◆ **GOAL**
Do not copy the pictures; transcribe all other material exactly.

━━ DATA LISTING ━━

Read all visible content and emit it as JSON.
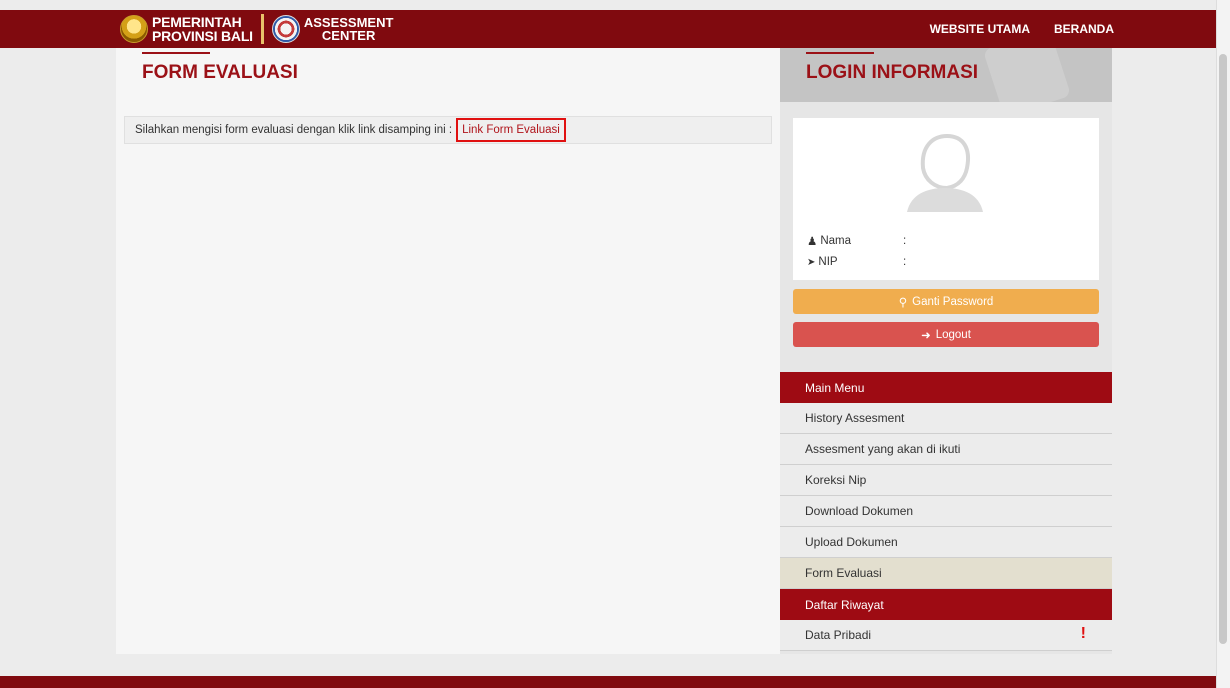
{
  "header": {
    "logo_line1": "PEMERINTAH",
    "logo_line2": "PROVINSI BALI",
    "logo2_line1": "ASSESSMENT",
    "logo2_line2": "CENTER",
    "nav": [
      "WEBSITE UTAMA",
      "BERANDA"
    ]
  },
  "main": {
    "title": "FORM EVALUASI",
    "instruction": "Silahkan mengisi form evaluasi dengan klik link disamping ini :",
    "link_text": "Link Form Evaluasi"
  },
  "sidebar": {
    "title": "LOGIN INFORMASI",
    "profile": {
      "nama_label": "Nama",
      "nip_label": "NIP",
      "sep": ":"
    },
    "ganti_password": "Ganti Password",
    "logout": "Logout",
    "main_menu_label": "Main Menu",
    "main_menu": [
      "History Assesment",
      "Assesment yang akan di ikuti",
      "Koreksi Nip",
      "Download Dokumen",
      "Upload Dokumen",
      "Form Evaluasi"
    ],
    "riwayat_label": "Daftar Riwayat",
    "riwayat": [
      "Data Pribadi"
    ],
    "alert_mark": "!"
  },
  "colors": {
    "brand": "#800a0f",
    "accent": "#9b1117",
    "warning": "#f0ad4e",
    "danger": "#d9534f"
  }
}
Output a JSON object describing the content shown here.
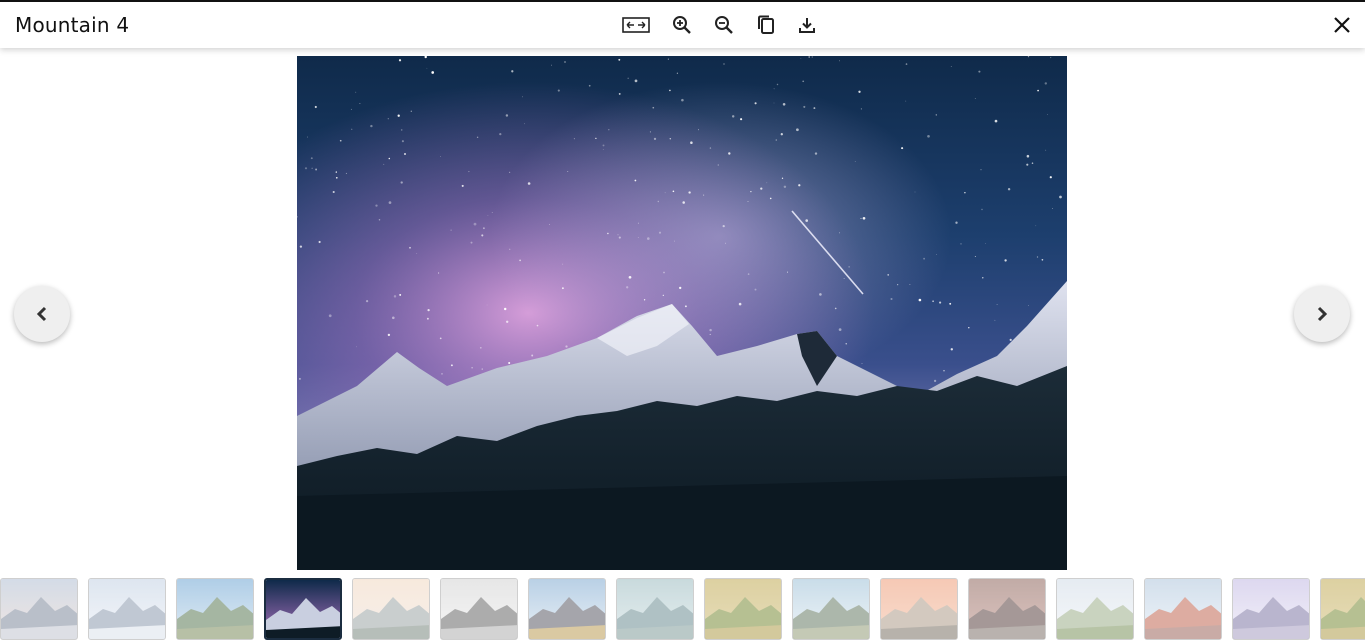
{
  "viewer": {
    "title": "Mountain 4",
    "current_index": 4,
    "toolbar": {
      "fit_icon": "fit-width-icon",
      "zoom_in_icon": "zoom-in-icon",
      "zoom_out_icon": "zoom-out-icon",
      "copy_icon": "copy-icon",
      "download_icon": "download-icon",
      "close_icon": "close-icon"
    },
    "nav": {
      "prev_icon": "chevron-left-icon",
      "next_icon": "chevron-right-icon"
    },
    "thumbnails": [
      {
        "name": "thumbnail-1",
        "active": false
      },
      {
        "name": "thumbnail-2",
        "active": false
      },
      {
        "name": "thumbnail-3",
        "active": false
      },
      {
        "name": "thumbnail-4",
        "active": true
      },
      {
        "name": "thumbnail-5",
        "active": false
      },
      {
        "name": "thumbnail-6",
        "active": false
      },
      {
        "name": "thumbnail-7",
        "active": false
      },
      {
        "name": "thumbnail-8",
        "active": false
      },
      {
        "name": "thumbnail-9",
        "active": false
      },
      {
        "name": "thumbnail-10",
        "active": false
      },
      {
        "name": "thumbnail-11",
        "active": false
      },
      {
        "name": "thumbnail-12",
        "active": false
      },
      {
        "name": "thumbnail-13",
        "active": false
      },
      {
        "name": "thumbnail-14",
        "active": false
      },
      {
        "name": "thumbnail-15",
        "active": false
      },
      {
        "name": "thumbnail-16",
        "active": false
      }
    ]
  },
  "colors": {
    "sky_top": "#0f2a4a",
    "sky_mid": "#3a4f8c",
    "glow": "#d08cd0",
    "snow": "#c9cfe0",
    "forest": "#0e1c26",
    "active_border": "#1b2d40"
  }
}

━━━

◆ **EXERCISE SOLUTION**
Read all visible content and emit it as JSON.
{
  "header": {
    "logo_line1": "PEMERINTAH",
    "logo_line2": "PROVINSI BALI",
    "logo2_line1": "ASSESSMENT",
    "logo2_line2": "CENTER",
    "nav": [
      "WEBSITE UTAMA",
      "BERANDA"
    ]
  },
  "main": {
    "title": "FORM EVALUASI",
    "instruction": "Silahkan mengisi form evaluasi dengan klik link disamping ini :",
    "link_text": "Link Form Evaluasi"
  },
  "sidebar": {
    "title": "LOGIN INFORMASI",
    "profile": {
      "nama_label": "Nama",
      "nip_label": "NIP",
      "sep": ":"
    },
    "ganti_password": "Ganti Password",
    "logout": "Logout",
    "main_menu_label": "Main Menu",
    "main_menu": [
      "History Assesment",
      "Assesment yang akan di ikuti",
      "Koreksi Nip",
      "Download Dokumen",
      "Upload Dokumen",
      "Form Evaluasi"
    ],
    "riwayat_label": "Daftar Riwayat",
    "riwayat": [
      "Data Pribadi"
    ],
    "alert_mark": "!"
  },
  "colors": {
    "brand": "#800a0f",
    "accent": "#9b1117",
    "warning": "#f0ad4e",
    "danger": "#d9534f"
  }
}
Output a JSON object describing the content shown here.
{
  "viewer": {
    "title": "Mountain 4",
    "current_index": 4,
    "toolbar": {
      "fit_icon": "fit-width-icon",
      "zoom_in_icon": "zoom-in-icon",
      "zoom_out_icon": "zoom-out-icon",
      "copy_icon": "copy-icon",
      "download_icon": "download-icon",
      "close_icon": "close-icon"
    },
    "nav": {
      "prev_icon": "chevron-left-icon",
      "next_icon": "chevron-right-icon"
    },
    "thumbnails": [
      {
        "name": "thumbnail-1",
        "active": false
      },
      {
        "name": "thumbnail-2",
        "active": false
      },
      {
        "name": "thumbnail-3",
        "active": false
      },
      {
        "name": "thumbnail-4",
        "active": true
      },
      {
        "name": "thumbnail-5",
        "active": false
      },
      {
        "name": "thumbnail-6",
        "active": false
      },
      {
        "name": "thumbnail-7",
        "active": false
      },
      {
        "name": "thumbnail-8",
        "active": false
      },
      {
        "name": "thumbnail-9",
        "active": false
      },
      {
        "name": "thumbnail-10",
        "active": false
      },
      {
        "name": "thumbnail-11",
        "active": false
      },
      {
        "name": "thumbnail-12",
        "active": false
      },
      {
        "name": "thumbnail-13",
        "active": false
      },
      {
        "name": "thumbnail-14",
        "active": false
      },
      {
        "name": "thumbnail-15",
        "active": false
      },
      {
        "name": "thumbnail-16",
        "active": false
      }
    ]
  },
  "colors": {
    "sky_top": "#0f2a4a",
    "sky_mid": "#3a4f8c",
    "glow": "#d08cd0",
    "snow": "#c9cfe0",
    "forest": "#0e1c26",
    "active_border": "#1b2d40"
  }
}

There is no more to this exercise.